** start of Task data **

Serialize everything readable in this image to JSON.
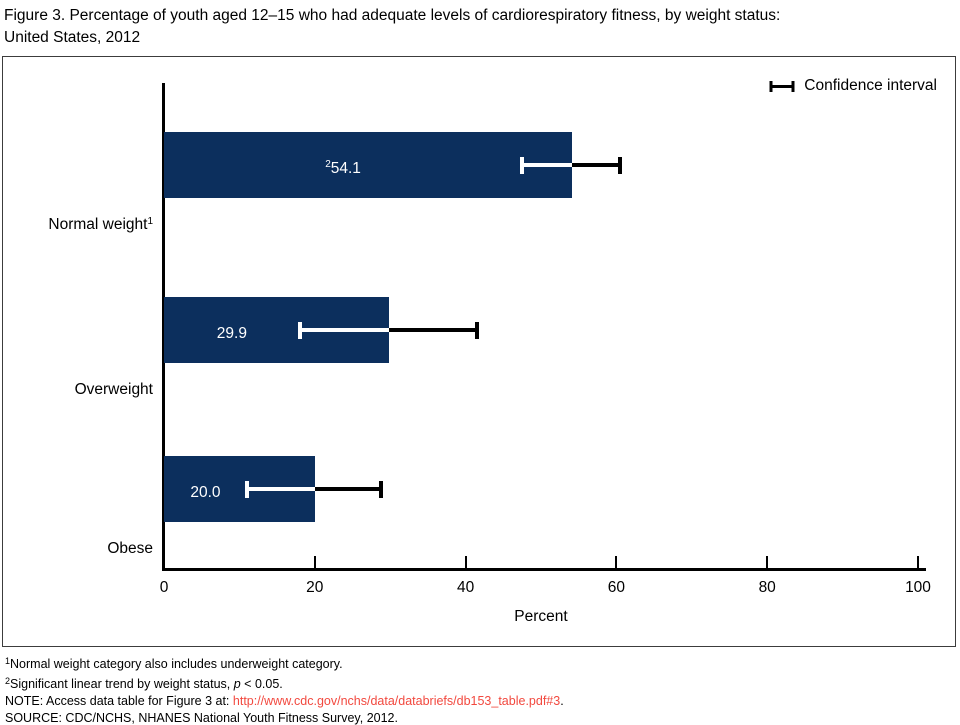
{
  "title": {
    "line1": "Figure 3. Percentage of youth aged 12–15 who had adequate levels of cardiorespiratory fitness, by weight status:",
    "line2": "United States, 2012"
  },
  "legend": {
    "label": "Confidence interval",
    "icon": "error-bar-icon"
  },
  "chart_data": {
    "type": "bar",
    "orientation": "horizontal",
    "title": "Figure 3. Percentage of youth aged 12–15 who had adequate levels of cardiorespiratory fitness, by weight status: United States, 2012",
    "categories": [
      "Normal weight",
      "Overweight",
      "Obese"
    ],
    "category_superscripts": [
      "1",
      "",
      ""
    ],
    "values": [
      54.1,
      29.9,
      20.0
    ],
    "value_labels": [
      "54.1",
      "29.9",
      "20.0"
    ],
    "value_label_superscripts": [
      "2",
      "",
      ""
    ],
    "confidence_intervals": [
      [
        47.5,
        60.5
      ],
      [
        18.0,
        41.5
      ],
      [
        11.0,
        28.8
      ]
    ],
    "xlabel": "Percent",
    "xlim": [
      0,
      100
    ],
    "xticks": [
      0,
      20,
      40,
      60,
      80,
      100
    ],
    "grid": false,
    "legend_label": "Confidence interval",
    "legend_position": "top-right",
    "bar_color": "#0c2f5d",
    "ci_color_inside_bar": "#ffffff",
    "ci_color_outside_bar": "#000000"
  },
  "footnotes": {
    "fn1": {
      "sup": "1",
      "text": "Normal weight category also includes underweight category."
    },
    "fn2": {
      "sup": "2",
      "pre": "Significant linear trend by weight status, ",
      "italic": "p",
      "post": " < 0.05."
    },
    "note": {
      "prefix": "NOTE: Access data table for Figure 3 at: ",
      "url": "http://www.cdc.gov/nchs/data/databriefs/db153_table.pdf#3",
      "suffix": "."
    },
    "source": "SOURCE: CDC/NCHS, NHANES National Youth Fitness Survey, 2012."
  },
  "colors": {
    "bar": "#0c2f5d",
    "link": "#f2493f",
    "axis": "#000000",
    "box_border": "#3c3c3c"
  }
}
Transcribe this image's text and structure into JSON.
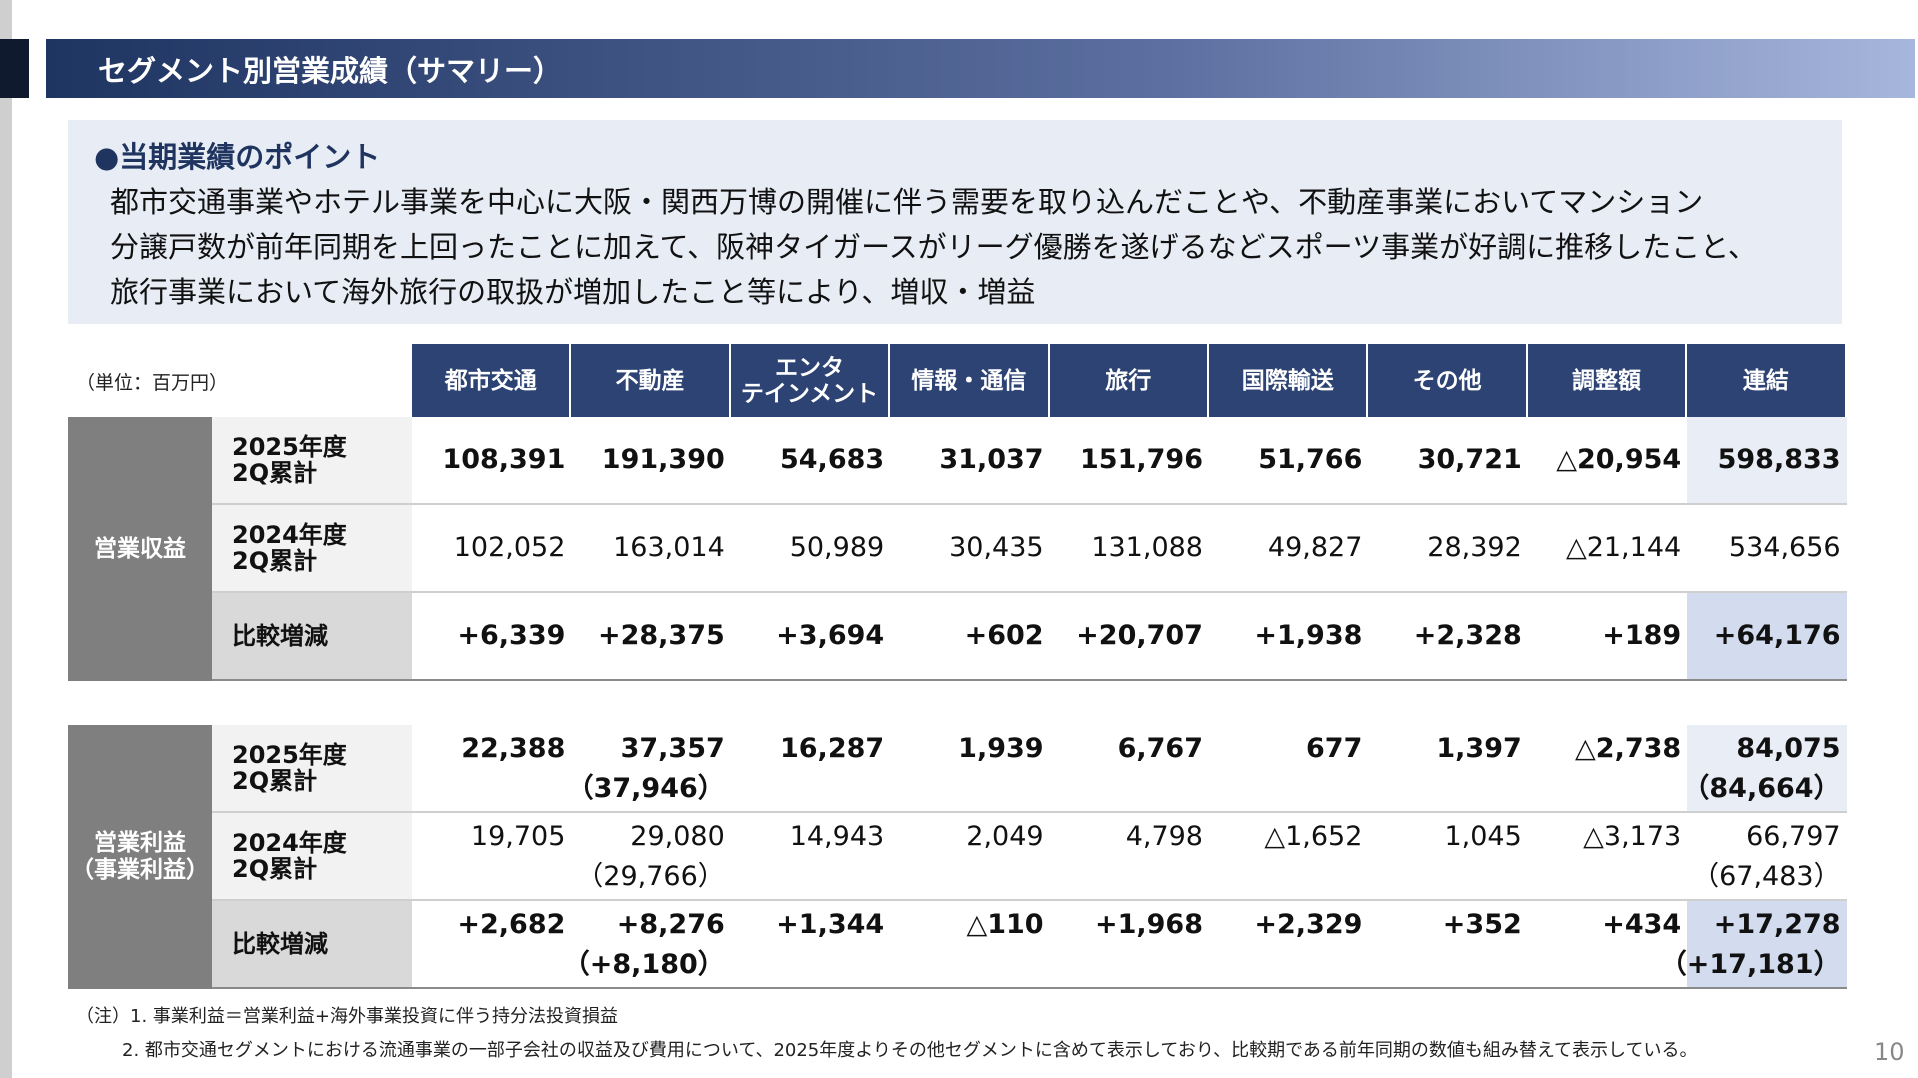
{
  "header": {
    "title": "セグメント別営業成績（サマリー）"
  },
  "points": {
    "heading": "●当期業績のポイント",
    "lines": [
      "都市交通事業やホテル事業を中心に大阪・関西万博の開催に伴う需要を取り込んだことや、不動産事業においてマンション",
      "分譲戸数が前年同期を上回ったことに加えて、阪神タイガースがリーグ優勝を遂げるなどスポーツ事業が好調に推移したこと、",
      "旅行事業において海外旅行の取扱が増加したこと等により、増収・増益"
    ]
  },
  "table": {
    "unit": "（単位：百万円）",
    "columns": [
      "都市交通",
      "不動産",
      "エンタ\nテインメント",
      "情報・通信",
      "旅行",
      "国際輸送",
      "その他",
      "調整額",
      "連結"
    ],
    "sections": [
      {
        "label": "営業収益",
        "rows": [
          {
            "label": "2025年度\n2Q累計",
            "values": [
              "108,391",
              "191,390",
              "54,683",
              "31,037",
              "151,796",
              "51,766",
              "30,721",
              "△20,954",
              "598,833"
            ]
          },
          {
            "label": "2024年度\n2Q累計",
            "values": [
              "102,052",
              "163,014",
              "50,989",
              "30,435",
              "131,088",
              "49,827",
              "28,392",
              "△21,144",
              "534,656"
            ]
          },
          {
            "label": "比較増減",
            "values": [
              "+6,339",
              "+28,375",
              "+3,694",
              "+602",
              "+20,707",
              "+1,938",
              "+2,328",
              "+189",
              "+64,176"
            ]
          }
        ]
      },
      {
        "label": "営業利益\n（事業利益）",
        "rows": [
          {
            "label": "2025年度\n2Q累計",
            "values": [
              "22,388",
              "37,357",
              "16,287",
              "1,939",
              "6,767",
              "677",
              "1,397",
              "△2,738",
              "84,075"
            ],
            "sub": [
              null,
              "（37,946）",
              null,
              null,
              null,
              null,
              null,
              null,
              "（84,664）"
            ]
          },
          {
            "label": "2024年度\n2Q累計",
            "values": [
              "19,705",
              "29,080",
              "14,943",
              "2,049",
              "4,798",
              "△1,652",
              "1,045",
              "△3,173",
              "66,797"
            ],
            "sub": [
              null,
              "（29,766）",
              null,
              null,
              null,
              null,
              null,
              null,
              "（67,483）"
            ]
          },
          {
            "label": "比較増減",
            "values": [
              "+2,682",
              "+8,276",
              "+1,344",
              "△110",
              "+1,968",
              "+2,329",
              "+352",
              "+434",
              "+17,278"
            ],
            "sub": [
              null,
              "（+8,180）",
              null,
              null,
              null,
              null,
              null,
              null,
              "（+17,181）"
            ]
          }
        ]
      }
    ]
  },
  "notes": [
    "（注）1. 事業利益＝営業利益+海外事業投資に伴う持分法投資損益",
    "2. 都市交通セグメントにおける流通事業の一部子会社の収益及び費用について、2025年度よりその他セグメントに含めて表示しており、比較期である前年同期の数値も組み替えて表示している。"
  ],
  "page_number": "10"
}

** end of Task data **

(What the exercise asks)
Print all of the entries word for word. Omit the pictures they contain.

(Output for this exercise)
Serialize everything readable in this image to JSON.
{
  "title": {
    "line1": "Figure 3. Percentage of youth aged 12–15 who had adequate levels of cardiorespiratory fitness, by weight status:",
    "line2": "United States, 2012"
  },
  "legend": {
    "label": "Confidence interval",
    "icon": "error-bar-icon"
  },
  "chart_data": {
    "type": "bar",
    "orientation": "horizontal",
    "title": "Figure 3. Percentage of youth aged 12–15 who had adequate levels of cardiorespiratory fitness, by weight status: United States, 2012",
    "categories": [
      "Normal weight",
      "Overweight",
      "Obese"
    ],
    "category_superscripts": [
      "1",
      "",
      ""
    ],
    "values": [
      54.1,
      29.9,
      20.0
    ],
    "value_labels": [
      "54.1",
      "29.9",
      "20.0"
    ],
    "value_label_superscripts": [
      "2",
      "",
      ""
    ],
    "confidence_intervals": [
      [
        47.5,
        60.5
      ],
      [
        18.0,
        41.5
      ],
      [
        11.0,
        28.8
      ]
    ],
    "xlabel": "Percent",
    "xlim": [
      0,
      100
    ],
    "xticks": [
      0,
      20,
      40,
      60,
      80,
      100
    ],
    "grid": false,
    "legend_label": "Confidence interval",
    "legend_position": "top-right",
    "bar_color": "#0c2f5d",
    "ci_color_inside_bar": "#ffffff",
    "ci_color_outside_bar": "#000000"
  },
  "footnotes": {
    "fn1": {
      "sup": "1",
      "text": "Normal weight category also includes underweight category."
    },
    "fn2": {
      "sup": "2",
      "pre": "Significant linear trend by weight status, ",
      "italic": "p",
      "post": " < 0.05."
    },
    "note": {
      "prefix": "NOTE: Access data table for Figure 3 at: ",
      "url": "http://www.cdc.gov/nchs/data/databriefs/db153_table.pdf#3",
      "suffix": "."
    },
    "source": "SOURCE: CDC/NCHS, NHANES National Youth Fitness Survey, 2012."
  },
  "colors": {
    "bar": "#0c2f5d",
    "link": "#f2493f",
    "axis": "#000000",
    "box_border": "#3c3c3c"
  }
}
Transcribe this image's text and structure into JSON.
{
  "header": {
    "title": "セグメント別営業成績（サマリー）"
  },
  "points": {
    "heading": "●当期業績のポイント",
    "lines": [
      "都市交通事業やホテル事業を中心に大阪・関西万博の開催に伴う需要を取り込んだことや、不動産事業においてマンション",
      "分譲戸数が前年同期を上回ったことに加えて、阪神タイガースがリーグ優勝を遂げるなどスポーツ事業が好調に推移したこと、",
      "旅行事業において海外旅行の取扱が増加したこと等により、増収・増益"
    ]
  },
  "table": {
    "unit": "（単位：百万円）",
    "columns": [
      "都市交通",
      "不動産",
      "エンタ\nテインメント",
      "情報・通信",
      "旅行",
      "国際輸送",
      "その他",
      "調整額",
      "連結"
    ],
    "sections": [
      {
        "label": "営業収益",
        "rows": [
          {
            "label": "2025年度\n2Q累計",
            "values": [
              "108,391",
              "191,390",
              "54,683",
              "31,037",
              "151,796",
              "51,766",
              "30,721",
              "△20,954",
              "598,833"
            ]
          },
          {
            "label": "2024年度\n2Q累計",
            "values": [
              "102,052",
              "163,014",
              "50,989",
              "30,435",
              "131,088",
              "49,827",
              "28,392",
              "△21,144",
              "534,656"
            ]
          },
          {
            "label": "比較増減",
            "values": [
              "+6,339",
              "+28,375",
              "+3,694",
              "+602",
              "+20,707",
              "+1,938",
              "+2,328",
              "+189",
              "+64,176"
            ]
          }
        ]
      },
      {
        "label": "営業利益\n（事業利益）",
        "rows": [
          {
            "label": "2025年度\n2Q累計",
            "values": [
              "22,388",
              "37,357",
              "16,287",
              "1,939",
              "6,767",
              "677",
              "1,397",
              "△2,738",
              "84,075"
            ],
            "sub": [
              null,
              "（37,946）",
              null,
              null,
              null,
              null,
              null,
              null,
              "（84,664）"
            ]
          },
          {
            "label": "2024年度\n2Q累計",
            "values": [
              "19,705",
              "29,080",
              "14,943",
              "2,049",
              "4,798",
              "△1,652",
              "1,045",
              "△3,173",
              "66,797"
            ],
            "sub": [
              null,
              "（29,766）",
              null,
              null,
              null,
              null,
              null,
              null,
              "（67,483）"
            ]
          },
          {
            "label": "比較増減",
            "values": [
              "+2,682",
              "+8,276",
              "+1,344",
              "△110",
              "+1,968",
              "+2,329",
              "+352",
              "+434",
              "+17,278"
            ],
            "sub": [
              null,
              "（+8,180）",
              null,
              null,
              null,
              null,
              null,
              null,
              "（+17,181）"
            ]
          }
        ]
      }
    ]
  },
  "notes": [
    "（注）1. 事業利益＝営業利益+海外事業投資に伴う持分法投資損益",
    "2. 都市交通セグメントにおける流通事業の一部子会社の収益及び費用について、2025年度よりその他セグメントに含めて表示しており、比較期である前年同期の数値も組み替えて表示している。"
  ],
  "page_number": "10"
}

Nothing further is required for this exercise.